Task prompt:
Go over the entries below line by line, copying each one that contains the word "Intl".

Data listing:
══════════════════════════════

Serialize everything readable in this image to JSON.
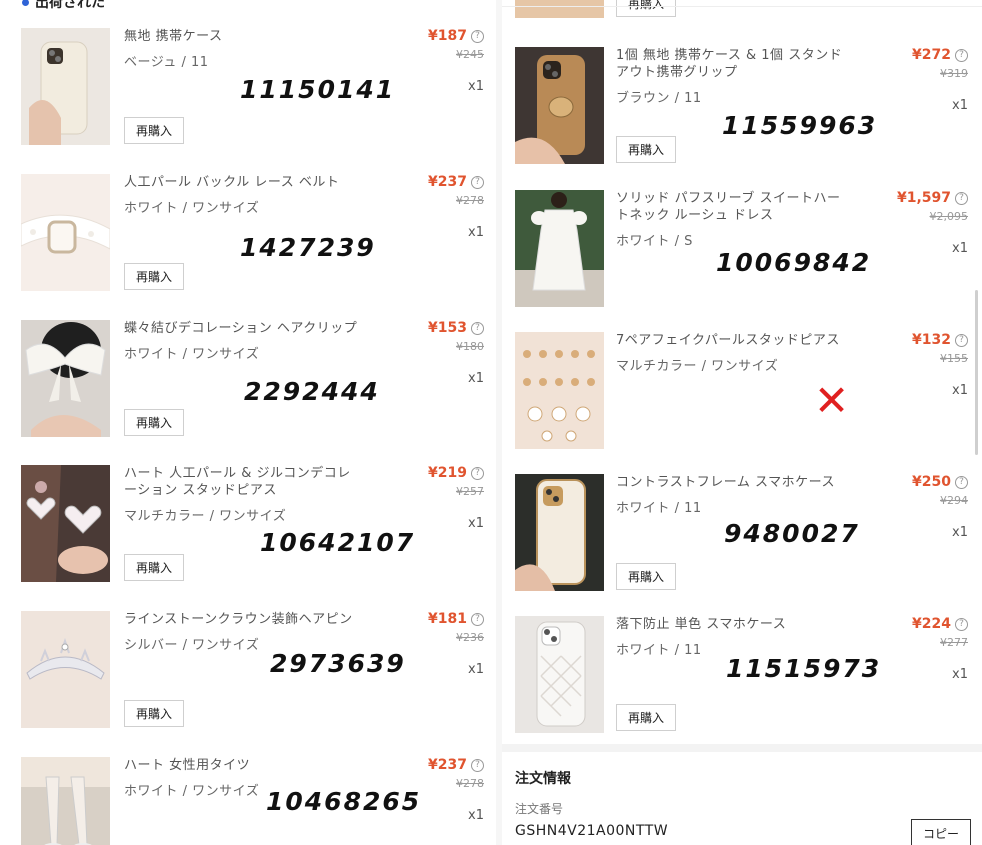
{
  "section": {
    "title": "出荷された"
  },
  "common": {
    "rebuy_label": "再購入",
    "quantity": "x1",
    "info_icon": "?"
  },
  "left_items": [
    {
      "name": "無地 携帯ケース",
      "variant": "ベージュ / 11",
      "price": "¥187",
      "original_price": "¥245",
      "code": "11150141"
    },
    {
      "name": "人工パール バックル レース ベルト",
      "variant": "ホワイト / ワンサイズ",
      "price": "¥237",
      "original_price": "¥278",
      "code": "1427239"
    },
    {
      "name": "蝶々結びデコレーション ヘアクリップ",
      "variant": "ホワイト / ワンサイズ",
      "price": "¥153",
      "original_price": "¥180",
      "code": "2292444"
    },
    {
      "name": "ハート 人工パール & ジルコンデコレーション スタッドピアス",
      "variant": "マルチカラー / ワンサイズ",
      "price": "¥219",
      "original_price": "¥257",
      "code": "10642107"
    },
    {
      "name": "ラインストーンクラウン装飾ヘアピン",
      "variant": "シルバー / ワンサイズ",
      "price": "¥181",
      "original_price": "¥236",
      "code": "2973639"
    },
    {
      "name": "ハート 女性用タイツ",
      "variant": "ホワイト / ワンサイズ",
      "price": "¥237",
      "original_price": "¥278",
      "code": "10468265"
    }
  ],
  "right_items": [
    {
      "name": "1個 無地 携帯ケース & 1個 スタンドアウト携帯グリップ",
      "variant": "ブラウン / 11",
      "price": "¥272",
      "original_price": "¥319",
      "code": "11559963"
    },
    {
      "name": "ソリッド パフスリーブ スイートハートネック ルーシュ ドレス",
      "variant": "ホワイト / S",
      "price": "¥1,597",
      "original_price": "¥2,095",
      "code": "10069842"
    },
    {
      "name": "7ペアフェイクパールスタッドピアス",
      "variant": "マルチカラー / ワンサイズ",
      "price": "¥132",
      "original_price": "¥155",
      "code": "",
      "mark": "✕"
    },
    {
      "name": "コントラストフレーム スマホケース",
      "variant": "ホワイト / 11",
      "price": "¥250",
      "original_price": "¥294",
      "code": "9480027"
    },
    {
      "name": "落下防止 単色 スマホケース",
      "variant": "ホワイト / 11",
      "price": "¥224",
      "original_price": "¥277",
      "code": "11515973"
    }
  ],
  "order_info": {
    "title": "注文情報",
    "number_label": "注文番号",
    "number": "GSHN4V21A00NTTW",
    "copy_label": "コピー"
  },
  "colors": {
    "price": "#e0542f",
    "mark": "#e02020",
    "accent": "#2f63d6"
  }
}
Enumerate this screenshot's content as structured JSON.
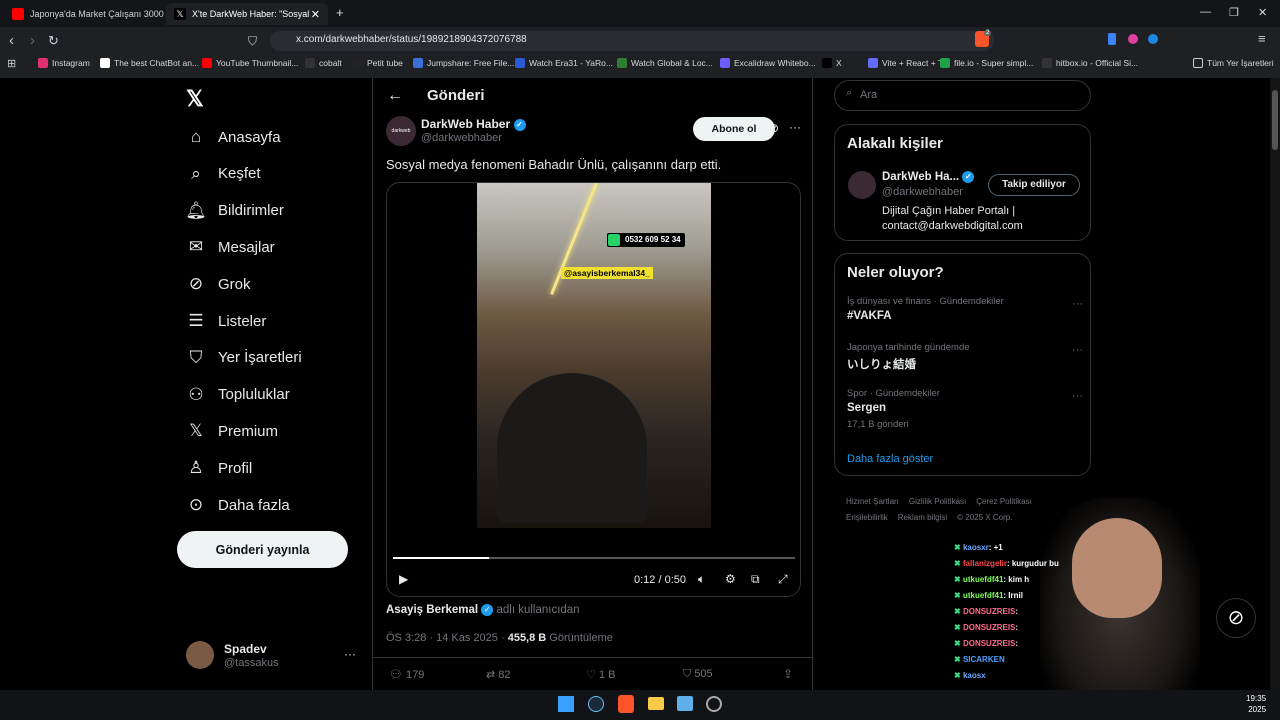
{
  "browser": {
    "tabs": [
      {
        "title": "Japonya'da Market Çalışanı 3000 Dol"
      },
      {
        "title": "X'te DarkWeb Haber: \"Sosyal"
      }
    ],
    "url": "x.com/darkwebhaber/status/1989218904372076788",
    "bookmarks": [
      "Instagram",
      "The best ChatBot an...",
      "YouTube Thumbnail...",
      "cobalt",
      "Petit tube",
      "Jumpshare: Free File...",
      "Watch Era31 - YaRo...",
      "Watch Global & Loc...",
      "Excalidraw Whitebo...",
      "X",
      "Vite + React + TS",
      "file.io - Super simpl...",
      "hitbox.io - Official Si..."
    ],
    "bookmarks_folder": "Tüm Yer İşaretleri",
    "badge_count": "2"
  },
  "nav": {
    "items": [
      "Anasayfa",
      "Keşfet",
      "Bildirimler",
      "Mesajlar",
      "Grok",
      "Listeler",
      "Yer İşaretleri",
      "Topluluklar",
      "Premium",
      "Profil",
      "Daha fazla"
    ],
    "post_button": "Gönderi yayınla",
    "user_name": "Spadev",
    "user_handle": "@tassakus"
  },
  "post": {
    "header": "Gönderi",
    "author": "DarkWeb Haber",
    "handle": "@darkwebhaber",
    "subscribe": "Abone ol",
    "text": "Sosyal medya fenomeni Bahadır Ünlü, çalışanını darp etti.",
    "video_phone": "0532 609 52 34",
    "video_tag": "@asayisberkemal34_",
    "video_time": "0:12 / 0:50",
    "video_progress": 0.24,
    "credit_name": "Asayiş Berkemal",
    "credit_suffix": "adlı kullanıcıdan",
    "timestamp": "ÖS 3:28 · 14 Kas 2025 ·",
    "views": "455,8 B",
    "views_label": "Görüntüleme",
    "replies": "179",
    "reposts": "82",
    "likes": "1 B",
    "bookmarks": "505"
  },
  "right": {
    "search_placeholder": "Ara",
    "related_title": "Alakalı kişiler",
    "related_name": "DarkWeb Ha...",
    "related_handle": "@darkwebhaber",
    "related_follow": "Takip ediliyor",
    "related_bio_1": "Dijital Çağın Haber Portalı |",
    "related_bio_2": "contact@darkwebdigital.com",
    "trends_title": "Neler oluyor?",
    "trends": [
      {
        "meta": "İş dünyası ve finans · Gündemdekiler",
        "name": "#VAKFA",
        "count": ""
      },
      {
        "meta": "Japonya tarihinde gündemde",
        "name": "いしりょ結婚",
        "count": ""
      },
      {
        "meta": "Spor · Gündemdekiler",
        "name": "Sergen",
        "count": "17,1 B gönderi"
      }
    ],
    "show_more": "Daha fazla göster",
    "footer": [
      "Hizmet Şartları",
      "Gizlilik Politikası",
      "Çerez Politikası",
      "Erişilebilirlik",
      "Reklam bilgisi",
      "© 2025 X Corp."
    ]
  },
  "chat": [
    {
      "user": "kaosxr",
      "msg": ": +1",
      "color": "#6aa7ff"
    },
    {
      "user": "fallanizgelir",
      "msg": ": kurgudur bu",
      "color": "#ff4a4a"
    },
    {
      "user": "utkuefdf41",
      "msg": ": kim h",
      "color": "#7cff5a"
    },
    {
      "user": "utkuefdf41",
      "msg": ": Irnil",
      "color": "#7cff5a"
    },
    {
      "user": "DONSUZREIS",
      "msg": ":",
      "color": "#ff6a8a"
    },
    {
      "user": "DONSUZREIS",
      "msg": ":",
      "color": "#ff6a8a"
    },
    {
      "user": "DONSUZREIS",
      "msg": ":",
      "color": "#ff6a8a"
    },
    {
      "user": "SICARKEN",
      "msg": "",
      "color": "#4aa0ff"
    },
    {
      "user": "kaosx",
      "msg": "",
      "color": "#6aa7ff"
    }
  ],
  "clock": {
    "time": "19:35",
    "year": "2025"
  }
}
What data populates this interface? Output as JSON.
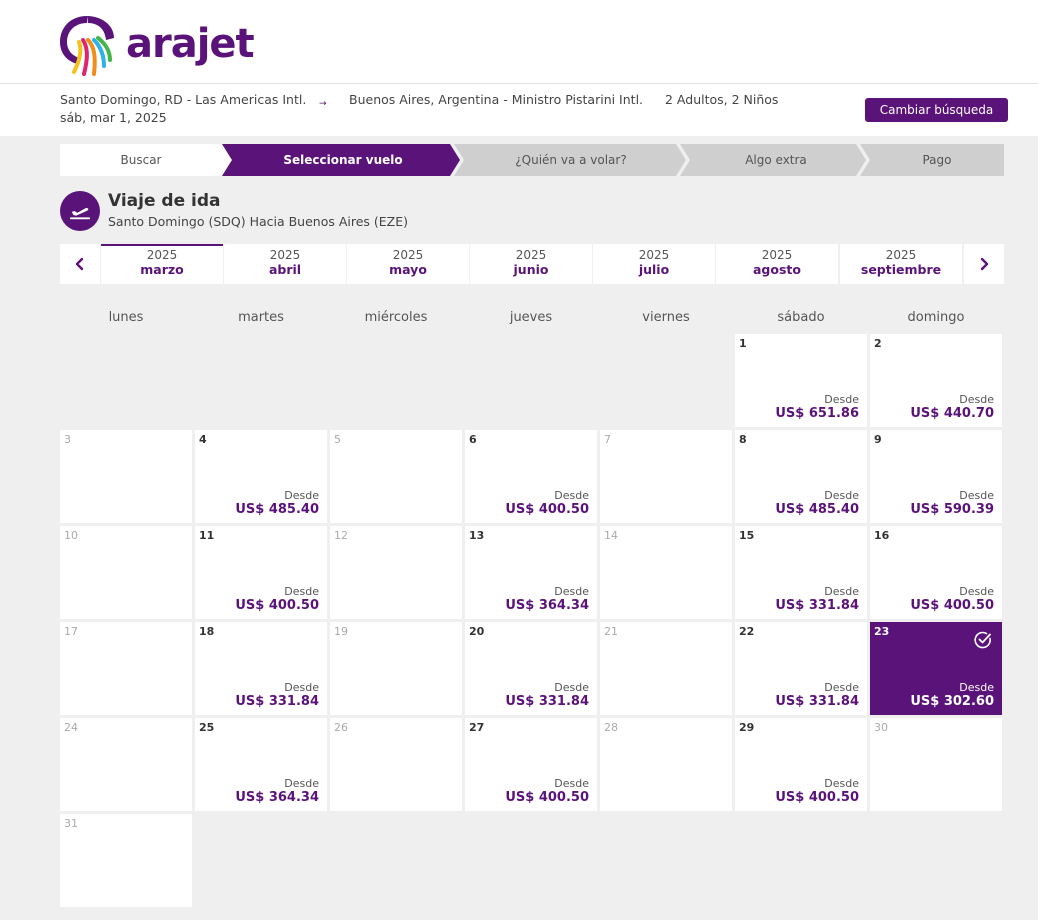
{
  "brand": {
    "name": "arajet",
    "color": "#5a1379"
  },
  "search": {
    "origin": "Santo Domingo, RD - Las Americas Intl.",
    "date": "sáb, mar 1, 2025",
    "arrow": "→",
    "destination": "Buenos Aires, Argentina - Ministro Pistarini Intl.",
    "passengers": "2 Adultos, 2 Niños",
    "change_button": "Cambiar búsqueda"
  },
  "steps": [
    {
      "label": "Buscar",
      "state": "done"
    },
    {
      "label": "Seleccionar vuelo",
      "state": "active"
    },
    {
      "label": "¿Quién va a volar?",
      "state": "pending"
    },
    {
      "label": "Algo extra",
      "state": "pending"
    },
    {
      "label": "Pago",
      "state": "pending"
    }
  ],
  "trip": {
    "icon": "plane-takeoff-icon",
    "title": "Viaje de ida",
    "route": "Santo Domingo (SDQ) Hacia Buenos Aires (EZE)"
  },
  "months": [
    {
      "year": "2025",
      "name": "marzo",
      "active": true
    },
    {
      "year": "2025",
      "name": "abril"
    },
    {
      "year": "2025",
      "name": "mayo"
    },
    {
      "year": "2025",
      "name": "junio"
    },
    {
      "year": "2025",
      "name": "julio"
    },
    {
      "year": "2025",
      "name": "agosto"
    },
    {
      "year": "2025",
      "name": "septiembre"
    }
  ],
  "weekdays": [
    "lunes",
    "martes",
    "miércoles",
    "jueves",
    "viernes",
    "sábado",
    "domingo"
  ],
  "calendar": {
    "desde_label": "Desde",
    "first_weekday_index": 5,
    "selected_day": "23",
    "days": [
      {
        "day": "1",
        "price": "US$ 651.86"
      },
      {
        "day": "2",
        "price": "US$ 440.70"
      },
      {
        "day": "3",
        "price": null
      },
      {
        "day": "4",
        "price": "US$ 485.40"
      },
      {
        "day": "5",
        "price": null
      },
      {
        "day": "6",
        "price": "US$ 400.50"
      },
      {
        "day": "7",
        "price": null
      },
      {
        "day": "8",
        "price": "US$ 485.40"
      },
      {
        "day": "9",
        "price": "US$ 590.39"
      },
      {
        "day": "10",
        "price": null
      },
      {
        "day": "11",
        "price": "US$ 400.50"
      },
      {
        "day": "12",
        "price": null
      },
      {
        "day": "13",
        "price": "US$ 364.34"
      },
      {
        "day": "14",
        "price": null
      },
      {
        "day": "15",
        "price": "US$ 331.84"
      },
      {
        "day": "16",
        "price": "US$ 400.50"
      },
      {
        "day": "17",
        "price": null
      },
      {
        "day": "18",
        "price": "US$ 331.84"
      },
      {
        "day": "19",
        "price": null
      },
      {
        "day": "20",
        "price": "US$ 331.84"
      },
      {
        "day": "21",
        "price": null
      },
      {
        "day": "22",
        "price": "US$ 331.84"
      },
      {
        "day": "23",
        "price": "US$ 302.60"
      },
      {
        "day": "24",
        "price": null
      },
      {
        "day": "25",
        "price": "US$ 364.34"
      },
      {
        "day": "26",
        "price": null
      },
      {
        "day": "27",
        "price": "US$ 400.50"
      },
      {
        "day": "28",
        "price": null
      },
      {
        "day": "29",
        "price": "US$ 400.50"
      },
      {
        "day": "30",
        "price": null
      },
      {
        "day": "31",
        "price": null
      }
    ]
  }
}
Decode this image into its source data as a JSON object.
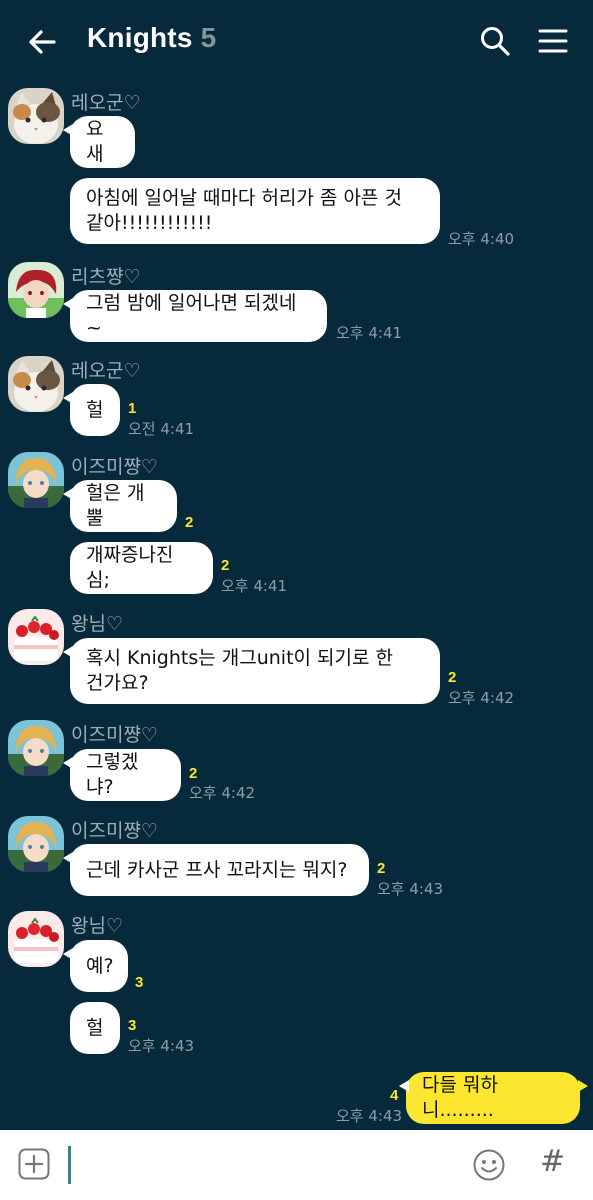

══════════════════════════════

Exercise output:
    "origin": "Santo Domingo, RD - Las Americas Intl.",
    "destination": "Buenos Aires, Argentina - Ministro Pistarini Intl.",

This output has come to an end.